[Données de mise en page]
----------

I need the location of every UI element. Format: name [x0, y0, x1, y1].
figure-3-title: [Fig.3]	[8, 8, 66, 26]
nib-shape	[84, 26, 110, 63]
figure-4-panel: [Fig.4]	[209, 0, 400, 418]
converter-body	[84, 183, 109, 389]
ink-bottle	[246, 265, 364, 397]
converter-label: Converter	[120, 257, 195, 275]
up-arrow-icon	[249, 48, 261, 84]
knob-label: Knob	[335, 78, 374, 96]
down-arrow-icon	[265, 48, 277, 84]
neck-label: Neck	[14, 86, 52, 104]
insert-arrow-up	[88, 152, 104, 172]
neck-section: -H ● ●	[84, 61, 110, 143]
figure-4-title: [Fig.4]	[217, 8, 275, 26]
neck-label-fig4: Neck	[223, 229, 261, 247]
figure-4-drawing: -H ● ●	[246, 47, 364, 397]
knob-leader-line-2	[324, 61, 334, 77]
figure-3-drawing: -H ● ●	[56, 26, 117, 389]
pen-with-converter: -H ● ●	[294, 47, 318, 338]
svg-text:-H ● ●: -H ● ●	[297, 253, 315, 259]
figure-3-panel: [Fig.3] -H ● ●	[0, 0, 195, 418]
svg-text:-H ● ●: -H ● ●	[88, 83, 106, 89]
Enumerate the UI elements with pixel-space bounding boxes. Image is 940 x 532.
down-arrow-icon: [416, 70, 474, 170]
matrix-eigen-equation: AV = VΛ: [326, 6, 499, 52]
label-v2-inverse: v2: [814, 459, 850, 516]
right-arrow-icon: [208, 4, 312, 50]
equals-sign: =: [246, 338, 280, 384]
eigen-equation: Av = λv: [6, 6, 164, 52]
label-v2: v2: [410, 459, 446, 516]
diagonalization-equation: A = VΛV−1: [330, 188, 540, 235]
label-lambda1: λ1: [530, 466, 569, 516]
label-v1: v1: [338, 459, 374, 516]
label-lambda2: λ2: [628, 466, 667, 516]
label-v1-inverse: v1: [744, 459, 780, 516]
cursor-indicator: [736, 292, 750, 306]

----------

▶ **CONSIGNE**
Reproduisez à l'identique, ligne par ligne, l'intégralité des données ci-dessus.

▶ **RÉSULTAT**
I need the location of every UI element. Format: name [x0, y0, x1, y1].
figure-3-title: [Fig.3]	[8, 8, 66, 26]
nib-shape	[84, 26, 110, 63]
figure-4-panel: [Fig.4]	[209, 0, 400, 418]
converter-body	[84, 183, 109, 389]
ink-bottle	[246, 265, 364, 397]
converter-label: Converter	[120, 257, 195, 275]
up-arrow-icon	[249, 48, 261, 84]
knob-label: Knob	[335, 78, 374, 96]
down-arrow-icon	[265, 48, 277, 84]
neck-label: Neck	[14, 86, 52, 104]
insert-arrow-up	[88, 152, 104, 172]
neck-section: -H ● ●	[84, 61, 110, 143]
figure-4-title: [Fig.4]	[217, 8, 275, 26]
neck-label-fig4: Neck	[223, 229, 261, 247]
figure-4-drawing: -H ● ●	[246, 47, 364, 397]
knob-leader-line-2	[324, 61, 334, 77]
figure-3-drawing: -H ● ●	[56, 26, 117, 389]
pen-with-converter: -H ● ●	[294, 47, 318, 338]
svg-text:-H ● ●: -H ● ●	[297, 253, 315, 259]
figure-3-panel: [Fig.3] -H ● ●	[0, 0, 195, 418]
svg-text:-H ● ●: -H ● ●	[88, 83, 106, 89]
Enumerate the UI elements with pixel-space bounding boxes. Image is 940 x 532.
down-arrow-icon: [416, 70, 474, 170]
matrix-eigen-equation: AV = VΛ: [326, 6, 499, 52]
label-v2-inverse: v2: [814, 459, 850, 516]
right-arrow-icon: [208, 4, 312, 50]
equals-sign: =: [246, 338, 280, 384]
eigen-equation: Av = λv: [6, 6, 164, 52]
label-v2: v2: [410, 459, 446, 516]
diagonalization-equation: A = VΛV−1: [330, 188, 540, 235]
label-lambda1: λ1: [530, 466, 569, 516]
label-v1: v1: [338, 459, 374, 516]
label-lambda2: λ2: [628, 466, 667, 516]
label-v1-inverse: v1: [744, 459, 780, 516]
cursor-indicator: [736, 292, 750, 306]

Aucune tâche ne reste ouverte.